■ **Written task**:
Write out the material exactly. Do not include the pictures.

■ **Input**:

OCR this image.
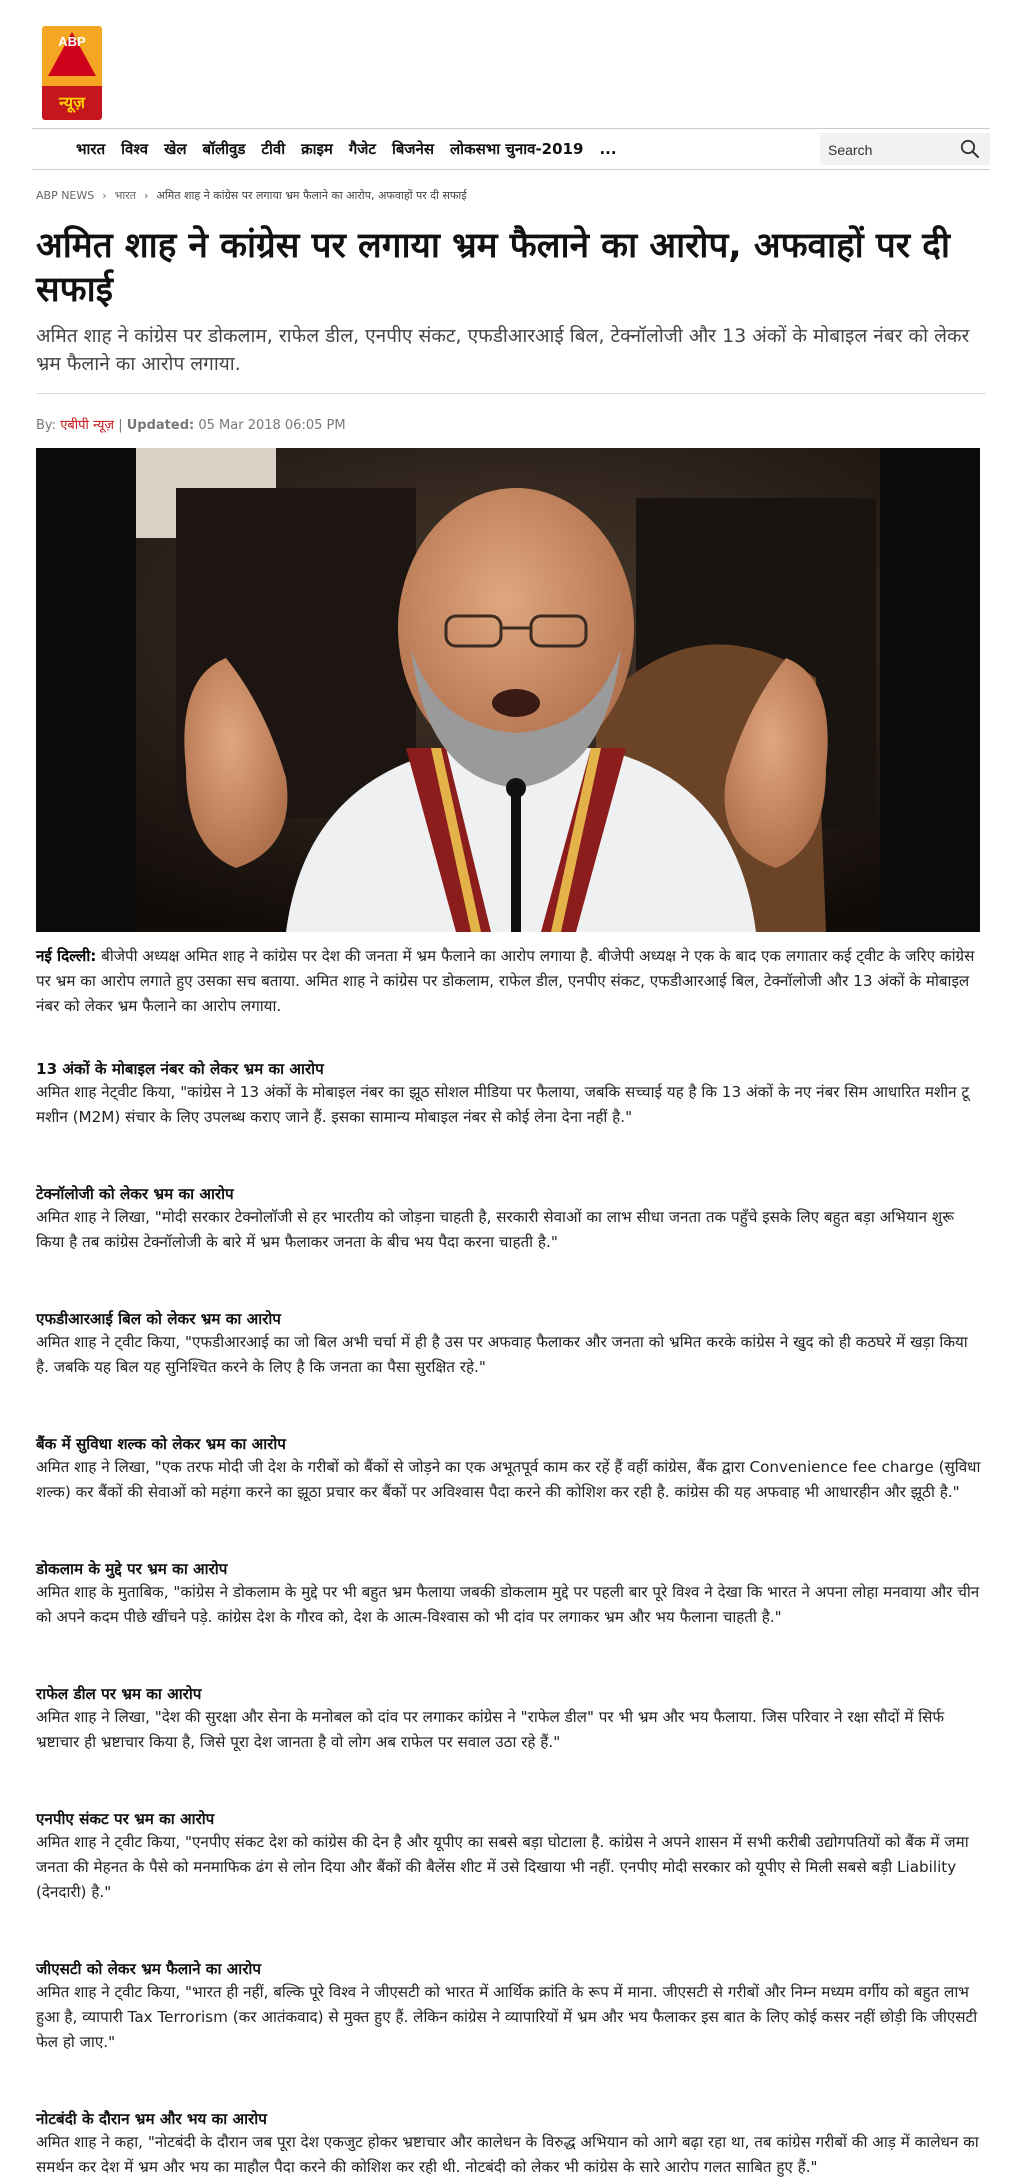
ABP
न्यूज़
भारत विश्व खेल बॉलीवुड टीवी क्राइम गैजेट बिजनेस लोकसभा चुनाव-2019 ...
Search
ABP NEWS › भारत › अमित शाह ने कांग्रेस पर लगाया भ्रम फैलाने का आरोप, अफवाहों पर दी सफाई
अमित शाह ने कांग्रेस पर लगाया भ्रम फैलाने का आरोप, अफवाहों पर दी सफाई

अमित शाह ने कांग्रेस पर डोकलाम, राफेल डील, एनपीए संकट, एफडीआरआई बिल, टेक्नॉलोजी और 13 अंकों के मोबाइल नंबर को लेकर भ्रम फैलाने का आरोप लगाया.

By: एबीपी न्यूज़ | Updated: 05 Mar 2018 06:05 PM

नई दिल्ली: बीजेपी अध्यक्ष अमित शाह ने कांग्रेस पर देश की जनता में भ्रम फैलाने का आरोप लगाया है. बीजेपी अध्यक्ष ने एक के बाद एक लगातार कई ट्वीट के जरिए कांग्रेस पर भ्रम का आरोप लगाते हुए उसका सच बताया. अमित शाह ने कांग्रेस पर डोकलाम, राफेल डील, एनपीए संकट, एफडीआरआई बिल, टेक्नॉलोजी और 13 अंकों के मोबाइल नंबर को लेकर भ्रम फैलाने का आरोप लगाया.

13 अंकों के मोबाइल नंबर को लेकर भ्रम का आरोप

अमित शाह नेट्वीट किया, "कांग्रेस ने 13 अंकों के मोबाइल नंबर का झूठ सोशल मीडिया पर फैलाया, जबकि सच्चाई यह है कि 13 अंकों के नए नंबर सिम आधारित मशीन टू मशीन (M2M) संचार के लिए उपलब्ध कराए जाने हैं. इसका सामान्य मोबाइल नंबर से कोई लेना देना नहीं है."

टेक्नॉलोजी को लेकर भ्रम का आरोप

अमित शाह ने लिखा, "मोदी सरकार टेक्नोलॉजी से हर भारतीय को जोड़ना चाहती है, सरकारी सेवाओं का लाभ सीधा जनता तक पहुँचे इसके लिए बहुत बड़ा अभियान शुरू किया है तब कांग्रेस टेक्नॉलोजी के बारे में भ्रम फैलाकर जनता के बीच भय पैदा करना चाहती है."

एफडीआरआई बिल को लेकर भ्रम का आरोप

अमित शाह ने ट्वीट किया, "एफडीआरआई का जो बिल अभी चर्चा में ही है उस पर अफवाह फैलाकर और जनता को भ्रमित करके कांग्रेस ने खुद को ही कठघरे में खड़ा किया है. जबकि यह बिल यह सुनिश्चित करने के लिए है कि जनता का पैसा सुरक्षित रहे."

बैंक में सुविधा शल्क को लेकर भ्रम का आरोप

अमित शाह ने लिखा, "एक तरफ मोदी जी देश के गरीबों को बैंकों से जोड़ने का एक अभूतपूर्व काम कर रहें हैं वहीं कांग्रेस, बैंक द्वारा Convenience fee charge (सुविधा शल्क) कर बैंकों की सेवाओं को महंगा करने का झूठा प्रचार कर बैंकों पर अविश्वास पैदा करने की कोशिश कर रही है. कांग्रेस की यह अफवाह भी आधारहीन और झूठी है."

डोकलाम के मुद्दे पर भ्रम का आरोप

अमित शाह के मुताबिक, "कांग्रेस ने डोकलाम के मुद्दे पर भी बहुत भ्रम फैलाया जबकी डोकलाम मुद्दे पर पहली बार पूरे विश्व ने देखा कि भारत ने अपना लोहा मनवाया और चीन को अपने कदम पीछे खींचने पड़े. कांग्रेस देश के गौरव को, देश के आत्म-विश्वास को भी दांव पर लगाकर भ्रम और भय फैलाना चाहती है."

राफेल डील पर भ्रम का आरोप

अमित शाह ने लिखा, "देश की सुरक्षा और सेना के मनोबल को दांव पर लगाकर कांग्रेस ने "राफेल डील" पर भी भ्रम और भय फैलाया. जिस परिवार ने रक्षा सौदों में सिर्फ भ्रष्टाचार ही भ्रष्टाचार किया है, जिसे पूरा देश जानता है वो लोग अब राफेल पर सवाल उठा रहे हैं."

एनपीए संकट पर भ्रम का आरोप

अमित शाह ने ट्वीट किया, "एनपीए संकट देश को कांग्रेस की देन है और यूपीए का सबसे बड़ा घोटाला है. कांग्रेस ने अपने शासन में सभी करीबी उद्योगपतियों को बैंक में जमा जनता की मेहनत के पैसे को मनमाफिक ढंग से लोन दिया और बैंकों की बैलेंस शीट में उसे दिखाया भी नहीं. एनपीए मोदी सरकार को यूपीए से मिली सबसे बड़ी Liability (देनदारी) है."

जीएसटी को लेकर भ्रम फैलाने का आरोप

अमित शाह ने ट्वीट किया, "भारत ही नहीं, बल्कि पूरे विश्व ने जीएसटी को भारत में आर्थिक क्रांति के रूप में माना. जीएसटी से गरीबों और निम्न मध्यम वर्गीय को बहुत लाभ हुआ है, व्यापारी Tax Terrorism (कर आतंकवाद) से मुक्त हुए हैं. लेकिन कांग्रेस ने व्यापारियों में भ्रम और भय फैलाकर इस बात के लिए कोई कसर नहीं छोड़ी कि जीएसटी फेल हो जाए."

नोटबंदी के दौरान भ्रम और भय का आरोप

अमित शाह ने कहा, "नोटबंदी के दौरान जब पूरा देश एकजुट होकर भ्रष्टाचार और कालेधन के विरुद्ध अभियान को आगे बढ़ा रहा था, तब कांग्रेस गरीबों की आड़ में कालेधन का समर्थन कर देश में भ्रम और भय का माहौल पैदा करने की कोशिश कर रही थी. नोटबंदी को लेकर भी कांग्रेस के सारे आरोप गलत साबित हुए हैं."
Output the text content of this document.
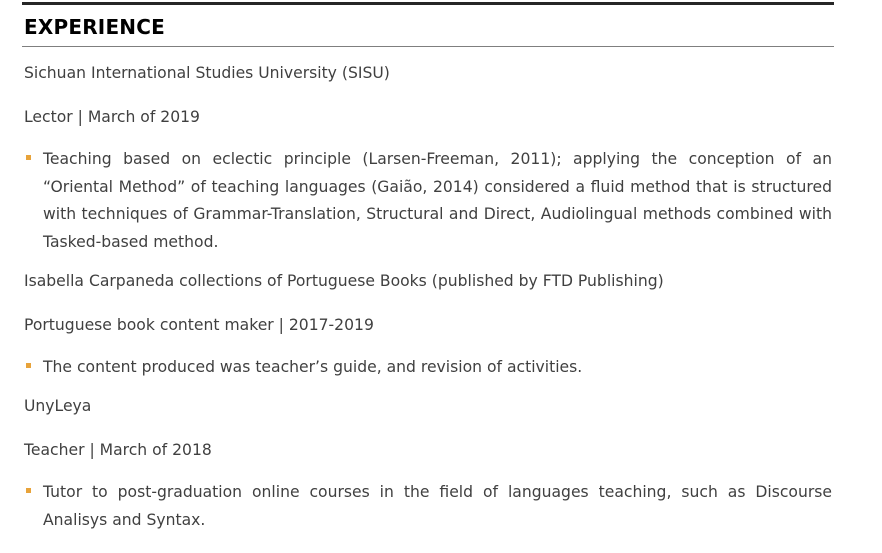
EXPERIENCE

Sichuan International Studies University (SISU)

Lector | March of 2019

Teaching based on eclectic principle (Larsen-Freeman, 2011); applying the conception of an “Oriental Method” of teaching languages (Gaião, 2014) considered a fluid method that is structured with techniques of Grammar-Translation, Structural and Direct, Audiolingual methods combined with Tasked-based method.

Isabella Carpaneda collections of Portuguese Books (published by FTD Publishing)

Portuguese book content maker | 2017-2019

The content produced was teacher’s guide, and revision of activities.

UnyLeya

Teacher | March of 2018

Tutor to post-graduation online courses in the field of languages teaching, such as Discourse Analisys and Syntax.
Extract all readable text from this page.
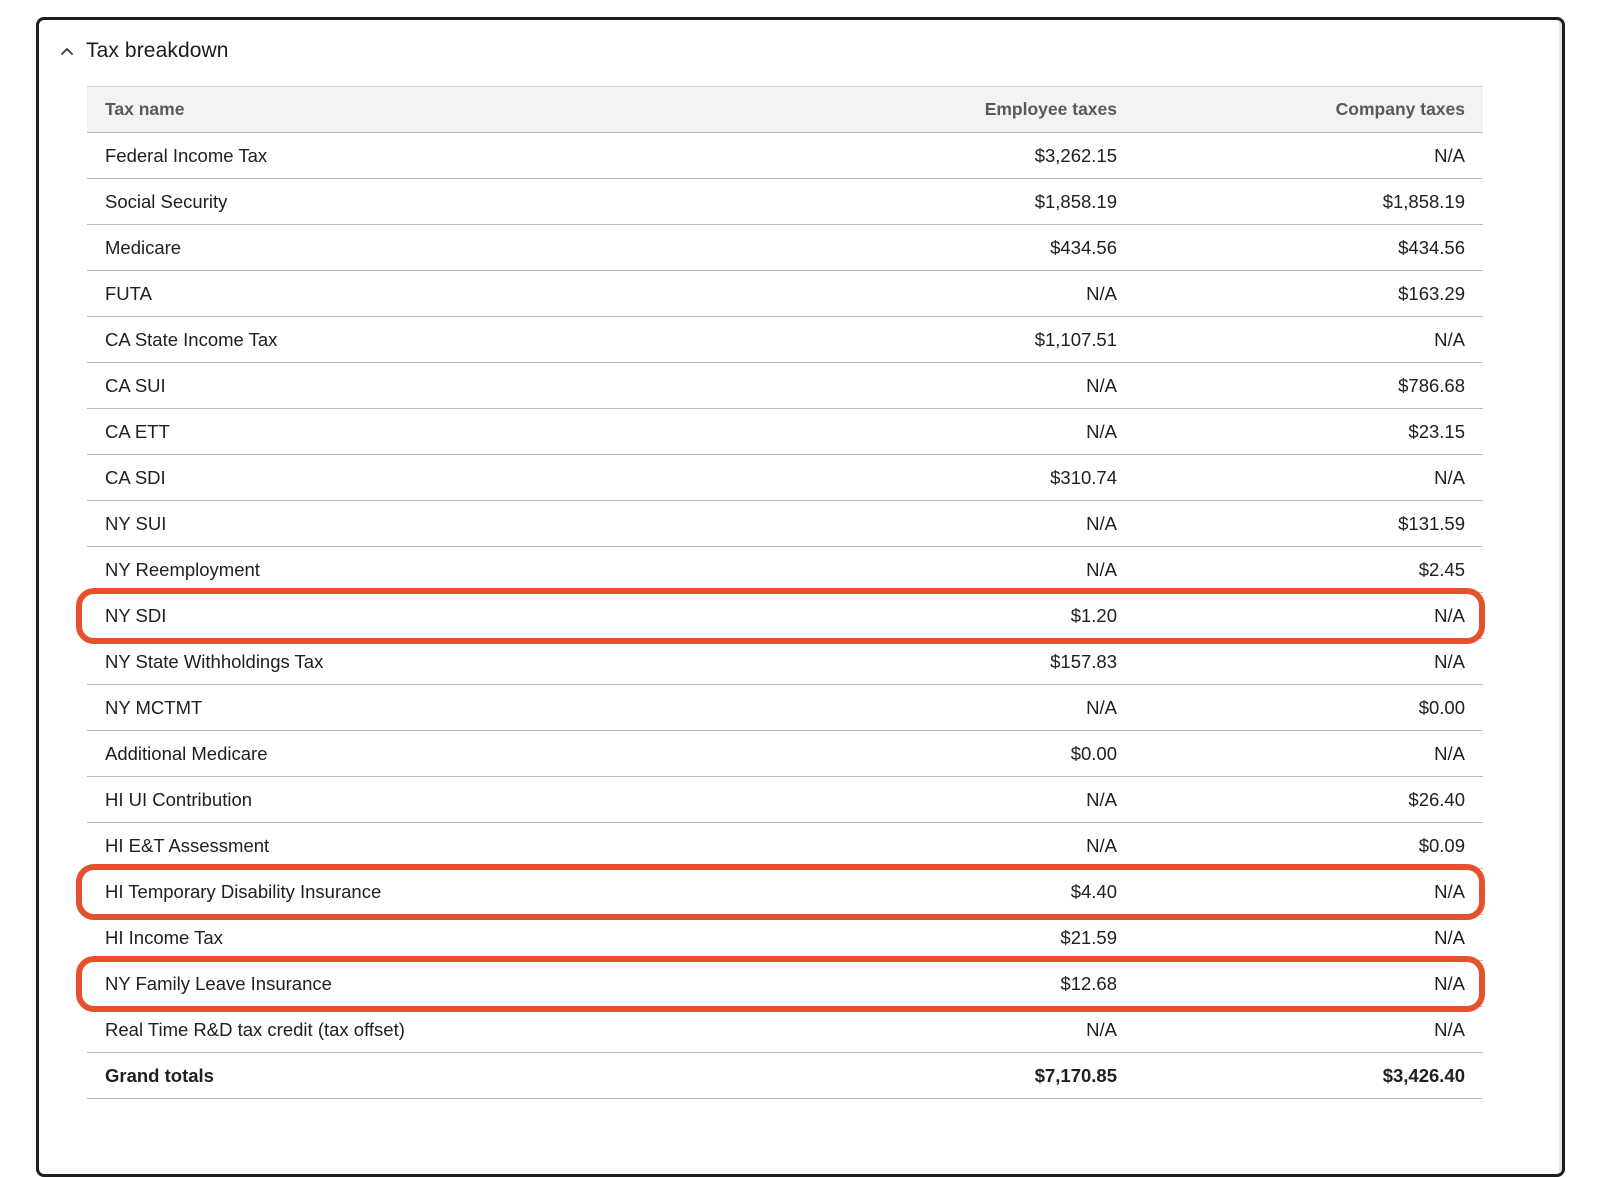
Tax breakdown
Tax name	Employee taxes	Company taxes
Federal Income Tax	$3,262.15	N/A
Social Security	$1,858.19	$1,858.19
Medicare	$434.56	$434.56
FUTA	N/A	$163.29
CA State Income Tax	$1,107.51	N/A
CA SUI	N/A	$786.68
CA ETT	N/A	$23.15
CA SDI	$310.74	N/A
NY SUI	N/A	$131.59
NY Reemployment	N/A	$2.45
NY SDI	$1.20	N/A
NY State Withholdings Tax	$157.83	N/A
NY MCTMT	N/A	$0.00
Additional Medicare	$0.00	N/A
HI UI Contribution	N/A	$26.40
HI E&T Assessment	N/A	$0.09
HI Temporary Disability Insurance	$4.40	N/A
HI Income Tax	$21.59	N/A
NY Family Leave Insurance	$12.68	N/A
Real Time R&D tax credit (tax offset)	N/A	N/A
Grand totals	$7,170.85	$3,426.40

■ **Output for this exercise**:
OCR this image.
ABP
न्यूज़
भारत विश्व खेल बॉलीवुड टीवी क्राइम गैजेट बिजनेस लोकसभा चुनाव-2019 ...
Search
ABP NEWS › भारत › अमित शाह ने कांग्रेस पर लगाया भ्रम फैलाने का आरोप, अफवाहों पर दी सफाई
अमित शाह ने कांग्रेस पर लगाया भ्रम फैलाने का आरोप, अफवाहों पर दी सफाई

अमित शाह ने कांग्रेस पर डोकलाम, राफेल डील, एनपीए संकट, एफडीआरआई बिल, टेक्नॉलोजी और 13 अंकों के मोबाइल नंबर को लेकर भ्रम फैलाने का आरोप लगाया.

By: एबीपी न्यूज़ | Updated: 05 Mar 2018 06:05 PM

नई दिल्ली: बीजेपी अध्यक्ष अमित शाह ने कांग्रेस पर देश की जनता में भ्रम फैलाने का आरोप लगाया है. बीजेपी अध्यक्ष ने एक के बाद एक लगातार कई ट्वीट के जरिए कांग्रेस पर भ्रम का आरोप लगाते हुए उसका सच बताया. अमित शाह ने कांग्रेस पर डोकलाम, राफेल डील, एनपीए संकट, एफडीआरआई बिल, टेक्नॉलोजी और 13 अंकों के मोबाइल नंबर को लेकर भ्रम फैलाने का आरोप लगाया.

13 अंकों के मोबाइल नंबर को लेकर भ्रम का आरोप

अमित शाह नेट्वीट किया, "कांग्रेस ने 13 अंकों के मोबाइल नंबर का झूठ सोशल मीडिया पर फैलाया, जबकि सच्चाई यह है कि 13 अंकों के नए नंबर सिम आधारित मशीन टू मशीन (M2M) संचार के लिए उपलब्ध कराए जाने हैं. इसका सामान्य मोबाइल नंबर से कोई लेना देना नहीं है."

टेक्नॉलोजी को लेकर भ्रम का आरोप

अमित शाह ने लिखा, "मोदी सरकार टेक्नोलॉजी से हर भारतीय को जोड़ना चाहती है, सरकारी सेवाओं का लाभ सीधा जनता तक पहुँचे इसके लिए बहुत बड़ा अभियान शुरू किया है तब कांग्रेस टेक्नॉलोजी के बारे में भ्रम फैलाकर जनता के बीच भय पैदा करना चाहती है."

एफडीआरआई बिल को लेकर भ्रम का आरोप

अमित शाह ने ट्वीट किया, "एफडीआरआई का जो बिल अभी चर्चा में ही है उस पर अफवाह फैलाकर और जनता को भ्रमित करके कांग्रेस ने खुद को ही कठघरे में खड़ा किया है. जबकि यह बिल यह सुनिश्चित करने के लिए है कि जनता का पैसा सुरक्षित रहे."

बैंक में सुविधा शल्क को लेकर भ्रम का आरोप

अमित शाह ने लिखा, "एक तरफ मोदी जी देश के गरीबों को बैंकों से जोड़ने का एक अभूतपूर्व काम कर रहें हैं वहीं कांग्रेस, बैंक द्वारा Convenience fee charge (सुविधा शल्क) कर बैंकों की सेवाओं को महंगा करने का झूठा प्रचार कर बैंकों पर अविश्वास पैदा करने की कोशिश कर रही है. कांग्रेस की यह अफवाह भी आधारहीन और झूठी है."

डोकलाम के मुद्दे पर भ्रम का आरोप

अमित शाह के मुताबिक, "कांग्रेस ने डोकलाम के मुद्दे पर भी बहुत भ्रम फैलाया जबकी डोकलाम मुद्दे पर पहली बार पूरे विश्व ने देखा कि भारत ने अपना लोहा मनवाया और चीन को अपने कदम पीछे खींचने पड़े. कांग्रेस देश के गौरव को, देश के आत्म-विश्वास को भी दांव पर लगाकर भ्रम और भय फैलाना चाहती है."

राफेल डील पर भ्रम का आरोप

अमित शाह ने लिखा, "देश की सुरक्षा और सेना के मनोबल को दांव पर लगाकर कांग्रेस ने "राफेल डील" पर भी भ्रम और भय फैलाया. जिस परिवार ने रक्षा सौदों में सिर्फ भ्रष्टाचार ही भ्रष्टाचार किया है, जिसे पूरा देश जानता है वो लोग अब राफेल पर सवाल उठा रहे हैं."

एनपीए संकट पर भ्रम का आरोप

अमित शाह ने ट्वीट किया, "एनपीए संकट देश को कांग्रेस की देन है और यूपीए का सबसे बड़ा घोटाला है. कांग्रेस ने अपने शासन में सभी करीबी उद्योगपतियों को बैंक में जमा जनता की मेहनत के पैसे को मनमाफिक ढंग से लोन दिया और बैंकों की बैलेंस शीट में उसे दिखाया भी नहीं. एनपीए मोदी सरकार को यूपीए से मिली सबसे बड़ी Liability (देनदारी) है."

जीएसटी को लेकर भ्रम फैलाने का आरोप

अमित शाह ने ट्वीट किया, "भारत ही नहीं, बल्कि पूरे विश्व ने जीएसटी को भारत में आर्थिक क्रांति के रूप में माना. जीएसटी से गरीबों और निम्न मध्यम वर्गीय को बहुत लाभ हुआ है, व्यापारी Tax Terrorism (कर आतंकवाद) से मुक्त हुए हैं. लेकिन कांग्रेस ने व्यापारियों में भ्रम और भय फैलाकर इस बात के लिए कोई कसर नहीं छोड़ी कि जीएसटी फेल हो जाए."

नोटबंदी के दौरान भ्रम और भय का आरोप

अमित शाह ने कहा, "नोटबंदी के दौरान जब पूरा देश एकजुट होकर भ्रष्टाचार और कालेधन के विरुद्ध अभियान को आगे बढ़ा रहा था, तब कांग्रेस गरीबों की आड़ में कालेधन का समर्थन कर देश में भ्रम और भय का माहौल पैदा करने की कोशिश कर रही थी. नोटबंदी को लेकर भी कांग्रेस के सारे आरोप गलत साबित हुए हैं."
Output the text content of this document.
EXPERIENCE

Sichuan International Studies University (SISU)

Lector | March of 2019

Teaching based on eclectic principle (Larsen-Freeman, 2011); applying the conception of an “Oriental Method” of teaching languages (Gaião, 2014) considered a fluid method that is structured with techniques of Grammar-Translation, Structural and Direct, Audiolingual methods combined with Tasked-based method.

Isabella Carpaneda collections of Portuguese Books (published by FTD Publishing)

Portuguese book content maker | 2017-2019

The content produced was teacher’s guide, and revision of activities.

UnyLeya

Teacher | March of 2018

Tutor to post-graduation online courses in the field of languages teaching, such as Discourse Analisys and Syntax.
Extract all readable text from this page.
Tax breakdown
Tax name	Employee taxes	Company taxes
Federal Income Tax	$3,262.15	N/A
Social Security	$1,858.19	$1,858.19
Medicare	$434.56	$434.56
FUTA	N/A	$163.29
CA State Income Tax	$1,107.51	N/A
CA SUI	N/A	$786.68
CA ETT	N/A	$23.15
CA SDI	$310.74	N/A
NY SUI	N/A	$131.59
NY Reemployment	N/A	$2.45
NY SDI	$1.20	N/A
NY State Withholdings Tax	$157.83	N/A
NY MCTMT	N/A	$0.00
Additional Medicare	$0.00	N/A
HI UI Contribution	N/A	$26.40
HI E&T Assessment	N/A	$0.09
HI Temporary Disability Insurance	$4.40	N/A
HI Income Tax	$21.59	N/A
NY Family Leave Insurance	$12.68	N/A
Real Time R&D tax credit (tax offset)	N/A	N/A
Grand totals	$7,170.85	$3,426.40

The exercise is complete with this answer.